[Written exercise] Give the number of lines that include the word "marker", nothing more.

::::::::

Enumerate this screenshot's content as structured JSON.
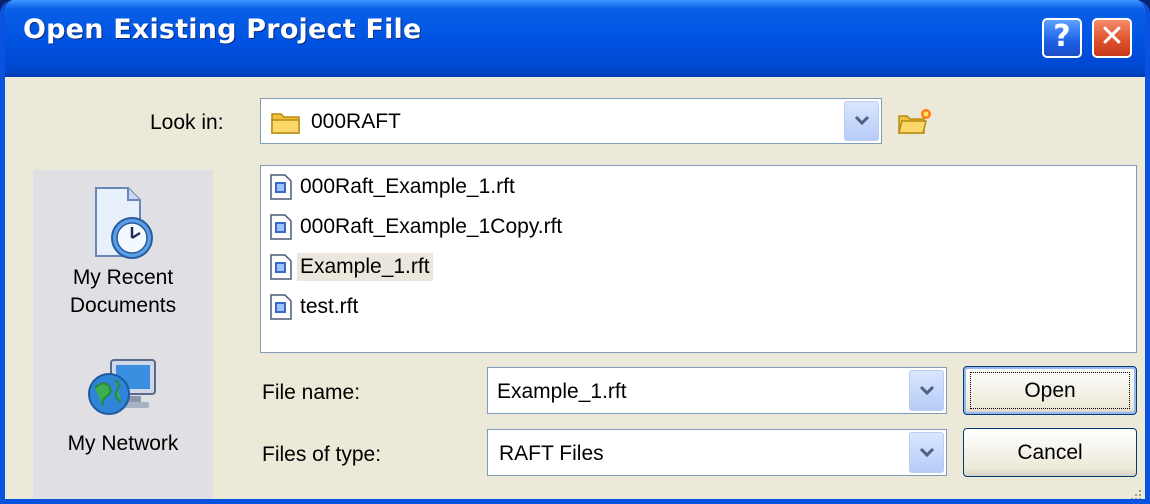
{
  "window": {
    "title": "Open Existing Project File",
    "help_label": "?",
    "close_label": "✕"
  },
  "look_in": {
    "label": "Look in:",
    "value": "000RAFT"
  },
  "places": [
    {
      "label_line1": "My Recent",
      "label_line2": "Documents",
      "icon": "recent-documents-icon"
    },
    {
      "label_line1": "My Network",
      "icon": "network-icon"
    }
  ],
  "files": [
    {
      "name": "000Raft_Example_1.rft",
      "selected": false
    },
    {
      "name": "000Raft_Example_1Copy.rft",
      "selected": false
    },
    {
      "name": "Example_1.rft",
      "selected": true
    },
    {
      "name": "test.rft",
      "selected": false
    }
  ],
  "file_name": {
    "label": "File name:",
    "value": "Example_1.rft"
  },
  "file_type": {
    "label": "Files of type:",
    "value": "RAFT Files"
  },
  "buttons": {
    "open": "Open",
    "cancel": "Cancel"
  },
  "colors": {
    "titlebar": "#0054e3",
    "dialog_bg": "#ece9d8",
    "places_bg": "#e0dfe3",
    "selection": "#ebe7dc"
  }
}
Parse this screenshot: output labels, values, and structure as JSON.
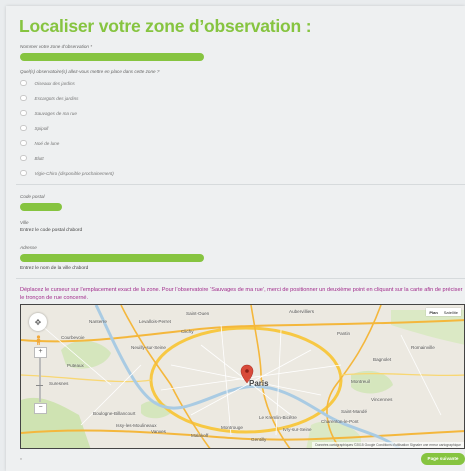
{
  "form": {
    "title": "Localiser votre zone d’observation :",
    "zone_name_label": "Nommer votre zone d’observation *",
    "zone_name_value": "",
    "observatory_question": "Quel(s) observatoire(s) allez-vous mettre en place dans cette zone ?",
    "observatories": [
      "Oiseaux des jardins",
      "Escargots des jardins",
      "Sauvages de ma rue",
      "Spipoll",
      "Noé de lune",
      "Blutt",
      "Vigie-Chiro (disponible prochainement)"
    ],
    "postal_code_label": "Code postal",
    "city_label": "Ville",
    "city_hint": "Entrez le code postal d’abord",
    "address_label": "Adresse",
    "address_hint": "Entrez le nom de la ville d’abord",
    "notice": "Déplacez le curseur sur l’emplacement exact de la zone. Pour l’observatoire ‘Sauvages de ma rue’, merci de positionner un deuxième point en cliquant sur la carte afin de préciser le tronçon de rue concerné.",
    "required_note": "*",
    "next_button": "Page suivante"
  },
  "map": {
    "city_label": "Paris",
    "places": [
      "Nanterre",
      "Levallois-Perret",
      "Saint-Ouen",
      "Clichy",
      "Montreuil",
      "Boulogne-Billancourt",
      "Vanves",
      "Ivry-sur-Seine",
      "Vincennes",
      "Saint-Mandé",
      "Issy-les-Moulineaux",
      "Bagnolet",
      "Pantin",
      "Neuilly-sur-Seine",
      "Courbevoie",
      "Puteaux",
      "Suresnes",
      "Montrouge",
      "Gentilly",
      "Charenton-le-Pont",
      "Malakoff",
      "Romainville",
      "Aubervilliers",
      "Le Kremlin-Bicêtre"
    ],
    "type_options": [
      "Plan",
      "Satellite"
    ],
    "footer": "Données cartographiques ©2015 Google  Conditions d’utilisation  Signaler une erreur cartographique",
    "zoom_in": "+",
    "zoom_out": "−"
  },
  "colors": {
    "accent": "#86c440",
    "notice": "#a02a8a",
    "marker": "#d84a3a"
  },
  "icons": {
    "pan": "pan-control-icon",
    "pegman": "street-view-pegman-icon",
    "marker": "map-marker-icon"
  }
}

::::::::

[Complete output] 2